Chart and figure data:
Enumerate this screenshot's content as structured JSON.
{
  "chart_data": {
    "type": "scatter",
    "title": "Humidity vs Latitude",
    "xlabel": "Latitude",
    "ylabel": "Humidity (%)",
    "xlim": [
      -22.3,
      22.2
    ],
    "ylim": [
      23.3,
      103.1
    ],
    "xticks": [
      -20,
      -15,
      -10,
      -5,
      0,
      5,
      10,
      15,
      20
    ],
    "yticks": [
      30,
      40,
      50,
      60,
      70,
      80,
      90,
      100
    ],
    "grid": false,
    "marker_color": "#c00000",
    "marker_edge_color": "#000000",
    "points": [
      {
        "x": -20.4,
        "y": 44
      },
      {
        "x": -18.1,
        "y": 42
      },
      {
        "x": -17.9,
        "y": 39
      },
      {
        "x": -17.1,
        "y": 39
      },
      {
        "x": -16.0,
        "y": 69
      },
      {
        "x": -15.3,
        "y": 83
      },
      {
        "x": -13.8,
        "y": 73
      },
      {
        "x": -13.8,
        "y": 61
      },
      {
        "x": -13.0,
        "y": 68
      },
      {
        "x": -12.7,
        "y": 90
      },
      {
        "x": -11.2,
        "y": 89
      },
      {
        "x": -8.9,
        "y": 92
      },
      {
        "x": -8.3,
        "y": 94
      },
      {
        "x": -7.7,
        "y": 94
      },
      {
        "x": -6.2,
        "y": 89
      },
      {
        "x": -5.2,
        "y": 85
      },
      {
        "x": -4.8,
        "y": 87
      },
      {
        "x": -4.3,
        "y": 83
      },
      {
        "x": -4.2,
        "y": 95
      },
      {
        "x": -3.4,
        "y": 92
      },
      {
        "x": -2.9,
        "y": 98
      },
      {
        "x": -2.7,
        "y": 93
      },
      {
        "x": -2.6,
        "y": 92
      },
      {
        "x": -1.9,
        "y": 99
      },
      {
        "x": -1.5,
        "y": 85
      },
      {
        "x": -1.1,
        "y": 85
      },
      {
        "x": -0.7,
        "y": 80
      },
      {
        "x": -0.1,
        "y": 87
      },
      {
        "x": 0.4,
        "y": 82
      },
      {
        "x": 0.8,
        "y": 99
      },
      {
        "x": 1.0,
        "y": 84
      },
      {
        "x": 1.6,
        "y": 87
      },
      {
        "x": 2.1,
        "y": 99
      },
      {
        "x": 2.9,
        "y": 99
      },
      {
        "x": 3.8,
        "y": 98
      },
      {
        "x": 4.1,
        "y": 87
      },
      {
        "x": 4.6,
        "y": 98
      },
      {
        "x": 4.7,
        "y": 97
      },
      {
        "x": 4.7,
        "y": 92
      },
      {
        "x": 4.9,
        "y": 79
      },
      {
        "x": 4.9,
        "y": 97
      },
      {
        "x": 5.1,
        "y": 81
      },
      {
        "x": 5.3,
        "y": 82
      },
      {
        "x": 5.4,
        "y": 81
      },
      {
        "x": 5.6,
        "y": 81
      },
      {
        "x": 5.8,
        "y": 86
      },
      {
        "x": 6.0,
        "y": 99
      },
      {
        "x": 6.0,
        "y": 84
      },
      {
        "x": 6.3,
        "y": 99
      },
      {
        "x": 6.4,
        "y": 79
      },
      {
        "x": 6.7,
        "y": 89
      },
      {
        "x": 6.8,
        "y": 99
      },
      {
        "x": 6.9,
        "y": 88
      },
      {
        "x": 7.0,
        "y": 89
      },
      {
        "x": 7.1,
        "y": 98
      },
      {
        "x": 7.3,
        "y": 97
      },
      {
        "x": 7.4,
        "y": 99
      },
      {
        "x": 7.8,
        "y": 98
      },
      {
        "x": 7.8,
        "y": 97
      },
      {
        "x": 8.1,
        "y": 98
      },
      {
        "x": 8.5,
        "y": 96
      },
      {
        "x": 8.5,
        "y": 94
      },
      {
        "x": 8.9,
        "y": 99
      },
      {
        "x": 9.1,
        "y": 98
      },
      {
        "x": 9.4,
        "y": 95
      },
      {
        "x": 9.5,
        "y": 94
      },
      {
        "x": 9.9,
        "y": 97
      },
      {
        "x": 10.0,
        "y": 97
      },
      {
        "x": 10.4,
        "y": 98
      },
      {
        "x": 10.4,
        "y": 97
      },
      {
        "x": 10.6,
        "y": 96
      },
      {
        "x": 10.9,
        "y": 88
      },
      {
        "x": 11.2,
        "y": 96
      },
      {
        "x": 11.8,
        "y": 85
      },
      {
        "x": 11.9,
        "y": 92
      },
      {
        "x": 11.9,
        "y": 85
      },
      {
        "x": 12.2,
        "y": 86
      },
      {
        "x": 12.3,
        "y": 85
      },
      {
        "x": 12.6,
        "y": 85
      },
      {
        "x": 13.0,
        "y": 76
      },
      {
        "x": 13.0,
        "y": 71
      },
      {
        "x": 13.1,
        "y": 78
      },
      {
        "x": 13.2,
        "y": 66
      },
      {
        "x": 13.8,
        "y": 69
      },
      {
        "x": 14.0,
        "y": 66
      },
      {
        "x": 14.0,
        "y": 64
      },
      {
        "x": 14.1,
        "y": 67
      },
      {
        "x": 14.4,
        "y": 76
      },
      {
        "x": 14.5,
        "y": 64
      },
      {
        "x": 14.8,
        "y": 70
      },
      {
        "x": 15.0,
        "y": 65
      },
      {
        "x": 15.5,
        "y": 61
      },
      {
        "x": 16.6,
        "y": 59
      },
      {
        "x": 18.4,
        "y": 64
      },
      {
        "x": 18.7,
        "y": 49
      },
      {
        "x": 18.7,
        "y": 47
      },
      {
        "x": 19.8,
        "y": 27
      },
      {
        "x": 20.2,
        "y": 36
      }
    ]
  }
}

_PROMPT_
Emit the records above again, exactly, with no line skipped.

_SOLUTION TO THIS PROBLEM_
Enumerate this screenshot's content as structured JSON.
{
  "chart_data": {
    "type": "scatter",
    "title": "Humidity vs Latitude",
    "xlabel": "Latitude",
    "ylabel": "Humidity (%)",
    "xlim": [
      -22.3,
      22.2
    ],
    "ylim": [
      23.3,
      103.1
    ],
    "xticks": [
      -20,
      -15,
      -10,
      -5,
      0,
      5,
      10,
      15,
      20
    ],
    "yticks": [
      30,
      40,
      50,
      60,
      70,
      80,
      90,
      100
    ],
    "grid": false,
    "marker_color": "#c00000",
    "marker_edge_color": "#000000",
    "points": [
      {
        "x": -20.4,
        "y": 44
      },
      {
        "x": -18.1,
        "y": 42
      },
      {
        "x": -17.9,
        "y": 39
      },
      {
        "x": -17.1,
        "y": 39
      },
      {
        "x": -16.0,
        "y": 69
      },
      {
        "x": -15.3,
        "y": 83
      },
      {
        "x": -13.8,
        "y": 73
      },
      {
        "x": -13.8,
        "y": 61
      },
      {
        "x": -13.0,
        "y": 68
      },
      {
        "x": -12.7,
        "y": 90
      },
      {
        "x": -11.2,
        "y": 89
      },
      {
        "x": -8.9,
        "y": 92
      },
      {
        "x": -8.3,
        "y": 94
      },
      {
        "x": -7.7,
        "y": 94
      },
      {
        "x": -6.2,
        "y": 89
      },
      {
        "x": -5.2,
        "y": 85
      },
      {
        "x": -4.8,
        "y": 87
      },
      {
        "x": -4.3,
        "y": 83
      },
      {
        "x": -4.2,
        "y": 95
      },
      {
        "x": -3.4,
        "y": 92
      },
      {
        "x": -2.9,
        "y": 98
      },
      {
        "x": -2.7,
        "y": 93
      },
      {
        "x": -2.6,
        "y": 92
      },
      {
        "x": -1.9,
        "y": 99
      },
      {
        "x": -1.5,
        "y": 85
      },
      {
        "x": -1.1,
        "y": 85
      },
      {
        "x": -0.7,
        "y": 80
      },
      {
        "x": -0.1,
        "y": 87
      },
      {
        "x": 0.4,
        "y": 82
      },
      {
        "x": 0.8,
        "y": 99
      },
      {
        "x": 1.0,
        "y": 84
      },
      {
        "x": 1.6,
        "y": 87
      },
      {
        "x": 2.1,
        "y": 99
      },
      {
        "x": 2.9,
        "y": 99
      },
      {
        "x": 3.8,
        "y": 98
      },
      {
        "x": 4.1,
        "y": 87
      },
      {
        "x": 4.6,
        "y": 98
      },
      {
        "x": 4.7,
        "y": 97
      },
      {
        "x": 4.7,
        "y": 92
      },
      {
        "x": 4.9,
        "y": 79
      },
      {
        "x": 4.9,
        "y": 97
      },
      {
        "x": 5.1,
        "y": 81
      },
      {
        "x": 5.3,
        "y": 82
      },
      {
        "x": 5.4,
        "y": 81
      },
      {
        "x": 5.6,
        "y": 81
      },
      {
        "x": 5.8,
        "y": 86
      },
      {
        "x": 6.0,
        "y": 99
      },
      {
        "x": 6.0,
        "y": 84
      },
      {
        "x": 6.3,
        "y": 99
      },
      {
        "x": 6.4,
        "y": 79
      },
      {
        "x": 6.7,
        "y": 89
      },
      {
        "x": 6.8,
        "y": 99
      },
      {
        "x": 6.9,
        "y": 88
      },
      {
        "x": 7.0,
        "y": 89
      },
      {
        "x": 7.1,
        "y": 98
      },
      {
        "x": 7.3,
        "y": 97
      },
      {
        "x": 7.4,
        "y": 99
      },
      {
        "x": 7.8,
        "y": 98
      },
      {
        "x": 7.8,
        "y": 97
      },
      {
        "x": 8.1,
        "y": 98
      },
      {
        "x": 8.5,
        "y": 96
      },
      {
        "x": 8.5,
        "y": 94
      },
      {
        "x": 8.9,
        "y": 99
      },
      {
        "x": 9.1,
        "y": 98
      },
      {
        "x": 9.4,
        "y": 95
      },
      {
        "x": 9.5,
        "y": 94
      },
      {
        "x": 9.9,
        "y": 97
      },
      {
        "x": 10.0,
        "y": 97
      },
      {
        "x": 10.4,
        "y": 98
      },
      {
        "x": 10.4,
        "y": 97
      },
      {
        "x": 10.6,
        "y": 96
      },
      {
        "x": 10.9,
        "y": 88
      },
      {
        "x": 11.2,
        "y": 96
      },
      {
        "x": 11.8,
        "y": 85
      },
      {
        "x": 11.9,
        "y": 92
      },
      {
        "x": 11.9,
        "y": 85
      },
      {
        "x": 12.2,
        "y": 86
      },
      {
        "x": 12.3,
        "y": 85
      },
      {
        "x": 12.6,
        "y": 85
      },
      {
        "x": 13.0,
        "y": 76
      },
      {
        "x": 13.0,
        "y": 71
      },
      {
        "x": 13.1,
        "y": 78
      },
      {
        "x": 13.2,
        "y": 66
      },
      {
        "x": 13.8,
        "y": 69
      },
      {
        "x": 14.0,
        "y": 66
      },
      {
        "x": 14.0,
        "y": 64
      },
      {
        "x": 14.1,
        "y": 67
      },
      {
        "x": 14.4,
        "y": 76
      },
      {
        "x": 14.5,
        "y": 64
      },
      {
        "x": 14.8,
        "y": 70
      },
      {
        "x": 15.0,
        "y": 65
      },
      {
        "x": 15.5,
        "y": 61
      },
      {
        "x": 16.6,
        "y": 59
      },
      {
        "x": 18.4,
        "y": 64
      },
      {
        "x": 18.7,
        "y": 49
      },
      {
        "x": 18.7,
        "y": 47
      },
      {
        "x": 19.8,
        "y": 27
      },
      {
        "x": 20.2,
        "y": 36
      }
    ]
  }
}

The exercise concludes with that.